Copy out each line of the data holding "title".
────────────────────
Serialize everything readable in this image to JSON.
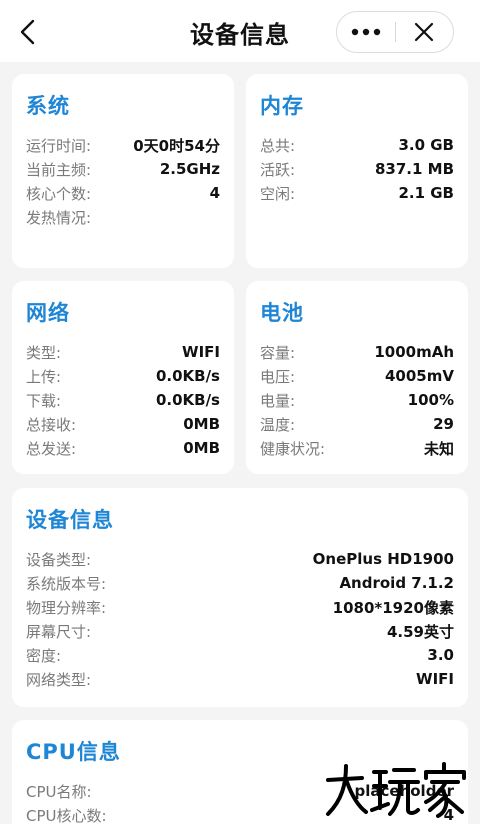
{
  "header": {
    "title": "设备信息",
    "back_icon": "chevron-left-icon",
    "more_icon": "more-dots-icon",
    "close_icon": "close-icon"
  },
  "system": {
    "title": "系统",
    "rows": [
      {
        "k": "运行时间:",
        "v": "0天0时54分"
      },
      {
        "k": "当前主频:",
        "v": "2.5GHz"
      },
      {
        "k": "核心个数:",
        "v": "4"
      },
      {
        "k": "发热情况:",
        "v": ""
      }
    ]
  },
  "memory": {
    "title": "内存",
    "rows": [
      {
        "k": "总共:",
        "v": "3.0 GB"
      },
      {
        "k": "活跃:",
        "v": "837.1 MB"
      },
      {
        "k": "空闲:",
        "v": "2.1 GB"
      }
    ]
  },
  "network": {
    "title": "网络",
    "rows": [
      {
        "k": "类型:",
        "v": "WIFI"
      },
      {
        "k": "上传:",
        "v": "0.0KB/s"
      },
      {
        "k": "下载:",
        "v": "0.0KB/s"
      },
      {
        "k": "总接收:",
        "v": "0MB"
      },
      {
        "k": "总发送:",
        "v": "0MB"
      }
    ]
  },
  "battery": {
    "title": "电池",
    "rows": [
      {
        "k": "容量:",
        "v": "1000mAh"
      },
      {
        "k": "电压:",
        "v": "4005mV"
      },
      {
        "k": "电量:",
        "v": "100%"
      },
      {
        "k": "温度:",
        "v": "29"
      },
      {
        "k": "健康状况:",
        "v": "未知"
      }
    ]
  },
  "device": {
    "title": "设备信息",
    "rows": [
      {
        "k": "设备类型:",
        "v": "OnePlus HD1900"
      },
      {
        "k": "系统版本号:",
        "v": "Android 7.1.2"
      },
      {
        "k": "物理分辨率:",
        "v": "1080*1920像素"
      },
      {
        "k": "屏幕尺寸:",
        "v": "4.59英寸"
      },
      {
        "k": "密度:",
        "v": "3.0"
      },
      {
        "k": "网络类型:",
        "v": "WIFI"
      }
    ]
  },
  "cpu": {
    "title": "CPU信息",
    "rows": [
      {
        "k": "CPU名称:",
        "v": "placeholder"
      },
      {
        "k": "CPU核心数:",
        "v": "4"
      }
    ]
  },
  "watermark": {
    "text": "大玩家",
    "color": "#000000"
  },
  "colors": {
    "accent": "#1f86d6",
    "background": "#f4f4f4",
    "card": "#ffffff"
  }
}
────────────────────
**Output below:**
    "title": "设备信息",
    "title": "系统",
    "title": "内存",
    "title": "网络",
    "title": "电池",
    "title": "设备信息",
    "title": "CPU信息",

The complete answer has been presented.